**Instructions to follow**
Extract all records. Keep each one exact.

start

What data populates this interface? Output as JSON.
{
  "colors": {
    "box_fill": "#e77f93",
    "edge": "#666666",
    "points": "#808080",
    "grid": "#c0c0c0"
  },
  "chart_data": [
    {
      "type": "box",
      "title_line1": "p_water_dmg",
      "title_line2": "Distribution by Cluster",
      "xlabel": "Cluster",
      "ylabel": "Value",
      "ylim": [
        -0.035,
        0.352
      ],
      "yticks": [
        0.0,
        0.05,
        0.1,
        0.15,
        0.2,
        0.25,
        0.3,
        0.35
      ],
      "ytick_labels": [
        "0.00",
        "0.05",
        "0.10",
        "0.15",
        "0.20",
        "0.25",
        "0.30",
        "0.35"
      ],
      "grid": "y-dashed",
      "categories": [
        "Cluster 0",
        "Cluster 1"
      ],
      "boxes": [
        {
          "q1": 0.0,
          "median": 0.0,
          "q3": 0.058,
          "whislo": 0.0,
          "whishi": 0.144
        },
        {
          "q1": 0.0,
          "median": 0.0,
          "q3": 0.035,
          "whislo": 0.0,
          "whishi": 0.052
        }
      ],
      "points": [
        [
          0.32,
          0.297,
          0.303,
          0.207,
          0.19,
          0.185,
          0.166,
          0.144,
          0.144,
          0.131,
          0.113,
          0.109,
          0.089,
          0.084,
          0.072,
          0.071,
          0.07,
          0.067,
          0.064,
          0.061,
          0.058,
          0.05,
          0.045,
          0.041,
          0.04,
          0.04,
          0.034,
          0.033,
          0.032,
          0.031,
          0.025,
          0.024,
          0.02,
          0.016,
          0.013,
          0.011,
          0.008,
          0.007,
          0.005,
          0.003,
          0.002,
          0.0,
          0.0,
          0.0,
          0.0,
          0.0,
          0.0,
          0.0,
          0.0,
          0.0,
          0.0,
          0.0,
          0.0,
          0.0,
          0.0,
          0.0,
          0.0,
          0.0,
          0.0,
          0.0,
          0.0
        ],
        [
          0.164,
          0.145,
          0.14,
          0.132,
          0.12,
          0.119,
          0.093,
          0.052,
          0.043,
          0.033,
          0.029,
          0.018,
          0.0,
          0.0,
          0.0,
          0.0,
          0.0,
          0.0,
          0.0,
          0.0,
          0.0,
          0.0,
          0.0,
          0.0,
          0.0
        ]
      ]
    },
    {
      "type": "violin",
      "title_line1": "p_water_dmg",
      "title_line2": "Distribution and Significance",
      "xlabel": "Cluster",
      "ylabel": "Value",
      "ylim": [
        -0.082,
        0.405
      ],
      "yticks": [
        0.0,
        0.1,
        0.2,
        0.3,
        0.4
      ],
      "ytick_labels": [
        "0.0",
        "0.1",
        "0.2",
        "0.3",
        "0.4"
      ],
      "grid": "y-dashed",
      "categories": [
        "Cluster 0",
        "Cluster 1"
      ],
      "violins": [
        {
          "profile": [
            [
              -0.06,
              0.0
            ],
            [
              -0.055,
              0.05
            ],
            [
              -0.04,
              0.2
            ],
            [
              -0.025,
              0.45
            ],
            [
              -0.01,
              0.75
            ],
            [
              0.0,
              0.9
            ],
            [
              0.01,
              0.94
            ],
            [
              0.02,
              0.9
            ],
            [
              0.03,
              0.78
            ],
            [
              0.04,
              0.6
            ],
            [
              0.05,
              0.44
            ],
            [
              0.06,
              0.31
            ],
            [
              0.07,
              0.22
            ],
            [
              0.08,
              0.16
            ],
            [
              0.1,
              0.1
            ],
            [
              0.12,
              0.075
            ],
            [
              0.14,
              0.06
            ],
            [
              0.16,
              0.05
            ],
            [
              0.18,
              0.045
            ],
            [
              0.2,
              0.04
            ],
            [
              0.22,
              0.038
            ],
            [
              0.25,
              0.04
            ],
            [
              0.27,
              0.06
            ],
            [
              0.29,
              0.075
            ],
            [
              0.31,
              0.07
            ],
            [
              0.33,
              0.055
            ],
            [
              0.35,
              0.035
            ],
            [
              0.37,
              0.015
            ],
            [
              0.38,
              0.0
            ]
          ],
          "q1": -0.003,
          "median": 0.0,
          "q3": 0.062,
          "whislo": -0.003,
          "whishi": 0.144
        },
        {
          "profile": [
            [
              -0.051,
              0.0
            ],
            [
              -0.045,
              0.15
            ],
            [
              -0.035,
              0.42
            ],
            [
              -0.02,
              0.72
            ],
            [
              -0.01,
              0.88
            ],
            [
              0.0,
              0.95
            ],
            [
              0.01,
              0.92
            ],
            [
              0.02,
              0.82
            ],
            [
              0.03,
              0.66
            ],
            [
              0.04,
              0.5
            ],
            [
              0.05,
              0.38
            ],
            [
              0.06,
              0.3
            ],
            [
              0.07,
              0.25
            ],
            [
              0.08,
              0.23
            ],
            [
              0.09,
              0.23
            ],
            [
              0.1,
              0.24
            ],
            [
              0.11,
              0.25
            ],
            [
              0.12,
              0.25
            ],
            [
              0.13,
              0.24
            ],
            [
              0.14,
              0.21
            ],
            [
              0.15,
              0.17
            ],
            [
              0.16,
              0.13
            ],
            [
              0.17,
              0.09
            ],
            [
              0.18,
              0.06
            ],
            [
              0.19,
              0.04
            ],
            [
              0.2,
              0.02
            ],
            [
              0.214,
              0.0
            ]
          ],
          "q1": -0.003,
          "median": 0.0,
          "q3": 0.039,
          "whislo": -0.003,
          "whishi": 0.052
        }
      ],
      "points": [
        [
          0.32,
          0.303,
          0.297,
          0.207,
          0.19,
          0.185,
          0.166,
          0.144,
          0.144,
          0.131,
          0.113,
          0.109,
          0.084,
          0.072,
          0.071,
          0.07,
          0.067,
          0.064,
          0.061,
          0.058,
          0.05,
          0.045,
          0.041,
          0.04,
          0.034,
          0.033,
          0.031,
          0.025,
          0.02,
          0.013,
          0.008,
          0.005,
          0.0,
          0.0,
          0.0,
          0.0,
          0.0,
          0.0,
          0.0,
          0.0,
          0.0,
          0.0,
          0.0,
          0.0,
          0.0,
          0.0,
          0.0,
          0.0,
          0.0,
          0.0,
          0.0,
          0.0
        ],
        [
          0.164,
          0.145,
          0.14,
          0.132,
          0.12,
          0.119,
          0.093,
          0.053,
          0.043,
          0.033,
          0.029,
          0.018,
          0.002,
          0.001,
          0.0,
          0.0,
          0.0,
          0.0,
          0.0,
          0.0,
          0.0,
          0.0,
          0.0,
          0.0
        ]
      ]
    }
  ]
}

end

**The reply**
What data populates this interface? Output as JSON.
{
  "colors": {
    "box_fill": "#e77f93",
    "edge": "#666666",
    "points": "#808080",
    "grid": "#c0c0c0"
  },
  "chart_data": [
    {
      "type": "box",
      "title_line1": "p_water_dmg",
      "title_line2": "Distribution by Cluster",
      "xlabel": "Cluster",
      "ylabel": "Value",
      "ylim": [
        -0.035,
        0.352
      ],
      "yticks": [
        0.0,
        0.05,
        0.1,
        0.15,
        0.2,
        0.25,
        0.3,
        0.35
      ],
      "ytick_labels": [
        "0.00",
        "0.05",
        "0.10",
        "0.15",
        "0.20",
        "0.25",
        "0.30",
        "0.35"
      ],
      "grid": "y-dashed",
      "categories": [
        "Cluster 0",
        "Cluster 1"
      ],
      "boxes": [
        {
          "q1": 0.0,
          "median": 0.0,
          "q3": 0.058,
          "whislo": 0.0,
          "whishi": 0.144
        },
        {
          "q1": 0.0,
          "median": 0.0,
          "q3": 0.035,
          "whislo": 0.0,
          "whishi": 0.052
        }
      ],
      "points": [
        [
          0.32,
          0.297,
          0.303,
          0.207,
          0.19,
          0.185,
          0.166,
          0.144,
          0.144,
          0.131,
          0.113,
          0.109,
          0.089,
          0.084,
          0.072,
          0.071,
          0.07,
          0.067,
          0.064,
          0.061,
          0.058,
          0.05,
          0.045,
          0.041,
          0.04,
          0.04,
          0.034,
          0.033,
          0.032,
          0.031,
          0.025,
          0.024,
          0.02,
          0.016,
          0.013,
          0.011,
          0.008,
          0.007,
          0.005,
          0.003,
          0.002,
          0.0,
          0.0,
          0.0,
          0.0,
          0.0,
          0.0,
          0.0,
          0.0,
          0.0,
          0.0,
          0.0,
          0.0,
          0.0,
          0.0,
          0.0,
          0.0,
          0.0,
          0.0,
          0.0,
          0.0
        ],
        [
          0.164,
          0.145,
          0.14,
          0.132,
          0.12,
          0.119,
          0.093,
          0.052,
          0.043,
          0.033,
          0.029,
          0.018,
          0.0,
          0.0,
          0.0,
          0.0,
          0.0,
          0.0,
          0.0,
          0.0,
          0.0,
          0.0,
          0.0,
          0.0,
          0.0
        ]
      ]
    },
    {
      "type": "violin",
      "title_line1": "p_water_dmg",
      "title_line2": "Distribution and Significance",
      "xlabel": "Cluster",
      "ylabel": "Value",
      "ylim": [
        -0.082,
        0.405
      ],
      "yticks": [
        0.0,
        0.1,
        0.2,
        0.3,
        0.4
      ],
      "ytick_labels": [
        "0.0",
        "0.1",
        "0.2",
        "0.3",
        "0.4"
      ],
      "grid": "y-dashed",
      "categories": [
        "Cluster 0",
        "Cluster 1"
      ],
      "violins": [
        {
          "profile": [
            [
              -0.06,
              0.0
            ],
            [
              -0.055,
              0.05
            ],
            [
              -0.04,
              0.2
            ],
            [
              -0.025,
              0.45
            ],
            [
              -0.01,
              0.75
            ],
            [
              0.0,
              0.9
            ],
            [
              0.01,
              0.94
            ],
            [
              0.02,
              0.9
            ],
            [
              0.03,
              0.78
            ],
            [
              0.04,
              0.6
            ],
            [
              0.05,
              0.44
            ],
            [
              0.06,
              0.31
            ],
            [
              0.07,
              0.22
            ],
            [
              0.08,
              0.16
            ],
            [
              0.1,
              0.1
            ],
            [
              0.12,
              0.075
            ],
            [
              0.14,
              0.06
            ],
            [
              0.16,
              0.05
            ],
            [
              0.18,
              0.045
            ],
            [
              0.2,
              0.04
            ],
            [
              0.22,
              0.038
            ],
            [
              0.25,
              0.04
            ],
            [
              0.27,
              0.06
            ],
            [
              0.29,
              0.075
            ],
            [
              0.31,
              0.07
            ],
            [
              0.33,
              0.055
            ],
            [
              0.35,
              0.035
            ],
            [
              0.37,
              0.015
            ],
            [
              0.38,
              0.0
            ]
          ],
          "q1": -0.003,
          "median": 0.0,
          "q3": 0.062,
          "whislo": -0.003,
          "whishi": 0.144
        },
        {
          "profile": [
            [
              -0.051,
              0.0
            ],
            [
              -0.045,
              0.15
            ],
            [
              -0.035,
              0.42
            ],
            [
              -0.02,
              0.72
            ],
            [
              -0.01,
              0.88
            ],
            [
              0.0,
              0.95
            ],
            [
              0.01,
              0.92
            ],
            [
              0.02,
              0.82
            ],
            [
              0.03,
              0.66
            ],
            [
              0.04,
              0.5
            ],
            [
              0.05,
              0.38
            ],
            [
              0.06,
              0.3
            ],
            [
              0.07,
              0.25
            ],
            [
              0.08,
              0.23
            ],
            [
              0.09,
              0.23
            ],
            [
              0.1,
              0.24
            ],
            [
              0.11,
              0.25
            ],
            [
              0.12,
              0.25
            ],
            [
              0.13,
              0.24
            ],
            [
              0.14,
              0.21
            ],
            [
              0.15,
              0.17
            ],
            [
              0.16,
              0.13
            ],
            [
              0.17,
              0.09
            ],
            [
              0.18,
              0.06
            ],
            [
              0.19,
              0.04
            ],
            [
              0.2,
              0.02
            ],
            [
              0.214,
              0.0
            ]
          ],
          "q1": -0.003,
          "median": 0.0,
          "q3": 0.039,
          "whislo": -0.003,
          "whishi": 0.052
        }
      ],
      "points": [
        [
          0.32,
          0.303,
          0.297,
          0.207,
          0.19,
          0.185,
          0.166,
          0.144,
          0.144,
          0.131,
          0.113,
          0.109,
          0.084,
          0.072,
          0.071,
          0.07,
          0.067,
          0.064,
          0.061,
          0.058,
          0.05,
          0.045,
          0.041,
          0.04,
          0.034,
          0.033,
          0.031,
          0.025,
          0.02,
          0.013,
          0.008,
          0.005,
          0.0,
          0.0,
          0.0,
          0.0,
          0.0,
          0.0,
          0.0,
          0.0,
          0.0,
          0.0,
          0.0,
          0.0,
          0.0,
          0.0,
          0.0,
          0.0,
          0.0,
          0.0,
          0.0,
          0.0
        ],
        [
          0.164,
          0.145,
          0.14,
          0.132,
          0.12,
          0.119,
          0.093,
          0.053,
          0.043,
          0.033,
          0.029,
          0.018,
          0.002,
          0.001,
          0.0,
          0.0,
          0.0,
          0.0,
          0.0,
          0.0,
          0.0,
          0.0,
          0.0,
          0.0
        ]
      ]
    }
  ]
}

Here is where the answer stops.